• ESERCIZIO ASSEGNATO
Riproduci identiche le righe che vanno dall'inizio dei dati fino alla riga contenente "calendar-day: 27 Sunrise: 7:04", estremi inclusi.

• Annotazioni degli elementi di layout
▬▬▬▬▬▬
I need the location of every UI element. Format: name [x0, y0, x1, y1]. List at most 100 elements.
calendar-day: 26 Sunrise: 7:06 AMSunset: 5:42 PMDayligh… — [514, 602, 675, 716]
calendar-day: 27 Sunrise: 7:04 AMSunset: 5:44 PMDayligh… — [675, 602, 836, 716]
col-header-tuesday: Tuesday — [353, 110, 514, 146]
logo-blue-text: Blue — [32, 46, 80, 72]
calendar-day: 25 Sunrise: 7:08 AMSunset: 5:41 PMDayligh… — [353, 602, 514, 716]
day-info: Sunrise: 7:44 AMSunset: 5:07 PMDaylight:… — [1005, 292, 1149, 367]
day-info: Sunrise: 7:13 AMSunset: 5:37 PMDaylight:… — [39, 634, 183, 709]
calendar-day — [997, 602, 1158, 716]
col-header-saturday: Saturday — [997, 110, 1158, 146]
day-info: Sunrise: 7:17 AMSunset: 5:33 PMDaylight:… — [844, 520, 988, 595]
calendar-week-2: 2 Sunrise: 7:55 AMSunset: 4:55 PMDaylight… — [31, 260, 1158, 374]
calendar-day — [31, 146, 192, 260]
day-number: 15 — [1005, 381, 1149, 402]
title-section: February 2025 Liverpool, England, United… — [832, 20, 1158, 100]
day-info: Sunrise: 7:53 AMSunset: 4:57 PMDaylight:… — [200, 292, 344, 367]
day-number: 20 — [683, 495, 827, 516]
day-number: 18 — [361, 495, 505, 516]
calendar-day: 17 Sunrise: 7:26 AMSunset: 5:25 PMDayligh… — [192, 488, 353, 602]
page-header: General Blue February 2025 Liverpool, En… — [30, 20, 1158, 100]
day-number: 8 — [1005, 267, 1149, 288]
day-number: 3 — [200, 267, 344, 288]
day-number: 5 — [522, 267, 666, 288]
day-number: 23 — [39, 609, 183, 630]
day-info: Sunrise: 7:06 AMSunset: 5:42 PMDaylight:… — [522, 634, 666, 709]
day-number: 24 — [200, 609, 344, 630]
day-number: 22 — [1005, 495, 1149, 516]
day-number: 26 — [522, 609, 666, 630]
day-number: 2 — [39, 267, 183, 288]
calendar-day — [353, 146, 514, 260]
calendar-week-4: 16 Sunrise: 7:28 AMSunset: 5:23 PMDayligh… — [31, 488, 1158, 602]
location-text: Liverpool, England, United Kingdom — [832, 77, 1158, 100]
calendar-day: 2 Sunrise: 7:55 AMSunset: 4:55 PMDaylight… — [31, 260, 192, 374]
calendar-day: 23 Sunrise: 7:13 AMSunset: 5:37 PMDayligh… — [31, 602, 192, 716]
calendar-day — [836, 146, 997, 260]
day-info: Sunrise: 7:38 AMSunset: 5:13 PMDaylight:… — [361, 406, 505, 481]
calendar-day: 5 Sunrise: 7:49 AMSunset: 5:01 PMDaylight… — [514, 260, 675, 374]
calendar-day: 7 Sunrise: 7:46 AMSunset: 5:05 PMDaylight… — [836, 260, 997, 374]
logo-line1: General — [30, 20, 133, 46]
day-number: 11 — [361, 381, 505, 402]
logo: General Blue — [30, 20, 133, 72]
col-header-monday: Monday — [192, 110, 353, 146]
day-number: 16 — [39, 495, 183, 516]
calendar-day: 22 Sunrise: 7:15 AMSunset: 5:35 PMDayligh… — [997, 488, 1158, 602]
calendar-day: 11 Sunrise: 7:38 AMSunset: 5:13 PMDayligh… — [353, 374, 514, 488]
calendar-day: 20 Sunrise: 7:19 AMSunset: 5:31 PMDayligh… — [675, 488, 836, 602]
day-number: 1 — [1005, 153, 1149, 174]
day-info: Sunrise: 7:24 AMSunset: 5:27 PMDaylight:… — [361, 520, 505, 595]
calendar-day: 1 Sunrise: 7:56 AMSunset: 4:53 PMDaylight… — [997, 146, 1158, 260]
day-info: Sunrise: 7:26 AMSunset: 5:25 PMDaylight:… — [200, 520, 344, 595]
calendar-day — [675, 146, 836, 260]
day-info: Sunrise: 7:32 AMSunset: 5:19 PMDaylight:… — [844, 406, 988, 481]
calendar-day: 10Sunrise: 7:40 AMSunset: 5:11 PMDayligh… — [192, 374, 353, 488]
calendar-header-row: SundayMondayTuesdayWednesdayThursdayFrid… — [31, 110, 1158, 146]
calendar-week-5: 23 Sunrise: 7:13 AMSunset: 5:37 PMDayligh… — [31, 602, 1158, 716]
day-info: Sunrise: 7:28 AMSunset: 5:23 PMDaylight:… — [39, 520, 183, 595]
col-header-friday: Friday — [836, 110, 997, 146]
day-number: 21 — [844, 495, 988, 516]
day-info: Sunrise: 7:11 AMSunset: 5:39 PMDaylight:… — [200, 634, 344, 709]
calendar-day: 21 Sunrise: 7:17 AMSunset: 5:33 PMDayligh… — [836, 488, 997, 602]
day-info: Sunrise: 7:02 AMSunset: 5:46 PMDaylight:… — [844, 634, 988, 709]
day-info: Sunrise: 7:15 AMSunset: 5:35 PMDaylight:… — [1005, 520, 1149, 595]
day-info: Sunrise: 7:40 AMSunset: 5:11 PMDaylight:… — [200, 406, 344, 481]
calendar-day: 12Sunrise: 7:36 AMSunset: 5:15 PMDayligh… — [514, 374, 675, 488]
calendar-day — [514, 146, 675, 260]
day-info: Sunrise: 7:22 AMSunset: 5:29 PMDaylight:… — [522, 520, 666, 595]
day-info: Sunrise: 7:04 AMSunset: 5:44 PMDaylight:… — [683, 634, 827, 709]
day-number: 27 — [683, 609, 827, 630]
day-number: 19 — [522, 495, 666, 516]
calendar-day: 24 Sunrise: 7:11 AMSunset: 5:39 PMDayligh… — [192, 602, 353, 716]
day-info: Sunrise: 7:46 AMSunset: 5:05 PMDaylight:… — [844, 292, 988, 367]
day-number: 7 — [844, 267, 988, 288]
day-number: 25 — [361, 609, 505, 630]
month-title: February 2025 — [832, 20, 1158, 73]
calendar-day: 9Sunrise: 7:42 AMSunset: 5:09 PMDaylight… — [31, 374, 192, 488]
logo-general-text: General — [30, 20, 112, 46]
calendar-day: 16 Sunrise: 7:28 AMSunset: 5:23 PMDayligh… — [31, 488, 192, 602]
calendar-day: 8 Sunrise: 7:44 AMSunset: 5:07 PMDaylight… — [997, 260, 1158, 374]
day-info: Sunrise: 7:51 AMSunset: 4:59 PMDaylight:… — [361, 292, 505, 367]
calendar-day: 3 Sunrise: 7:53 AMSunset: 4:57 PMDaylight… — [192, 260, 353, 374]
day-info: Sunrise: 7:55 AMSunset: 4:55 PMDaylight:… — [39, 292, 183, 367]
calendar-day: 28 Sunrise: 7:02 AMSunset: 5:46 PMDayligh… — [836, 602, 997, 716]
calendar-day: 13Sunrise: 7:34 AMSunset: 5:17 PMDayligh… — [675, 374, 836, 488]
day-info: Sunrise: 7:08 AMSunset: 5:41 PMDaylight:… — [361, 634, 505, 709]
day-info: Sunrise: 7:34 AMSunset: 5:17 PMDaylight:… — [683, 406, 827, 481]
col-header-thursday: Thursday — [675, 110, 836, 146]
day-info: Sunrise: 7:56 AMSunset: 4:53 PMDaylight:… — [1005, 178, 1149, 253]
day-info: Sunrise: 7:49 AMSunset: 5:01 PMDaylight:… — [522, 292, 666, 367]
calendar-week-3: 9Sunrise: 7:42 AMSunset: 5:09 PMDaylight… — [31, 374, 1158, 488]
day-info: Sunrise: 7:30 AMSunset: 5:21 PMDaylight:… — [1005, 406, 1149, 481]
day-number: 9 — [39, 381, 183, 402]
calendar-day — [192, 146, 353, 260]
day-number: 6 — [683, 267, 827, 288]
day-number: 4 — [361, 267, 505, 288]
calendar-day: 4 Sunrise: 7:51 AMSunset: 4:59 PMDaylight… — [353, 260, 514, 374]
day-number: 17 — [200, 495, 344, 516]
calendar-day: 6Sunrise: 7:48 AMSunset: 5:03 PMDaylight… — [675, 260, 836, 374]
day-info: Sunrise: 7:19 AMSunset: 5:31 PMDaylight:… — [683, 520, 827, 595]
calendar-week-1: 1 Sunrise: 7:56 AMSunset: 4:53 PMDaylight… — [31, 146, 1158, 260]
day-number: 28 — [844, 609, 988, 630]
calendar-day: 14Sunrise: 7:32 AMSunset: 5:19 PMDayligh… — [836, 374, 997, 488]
▬▬▬▬▬▬
• RISPOSTA AL PROBLEMA
I need the location of every UI element. Format: name [x0, y0, x1, y1]. List at most 100 elements.
calendar-day: 26 Sunrise: 7:06 AMSunset: 5:42 PMDayligh… — [514, 602, 675, 716]
calendar-day: 27 Sunrise: 7:04 AMSunset: 5:44 PMDayligh… — [675, 602, 836, 716]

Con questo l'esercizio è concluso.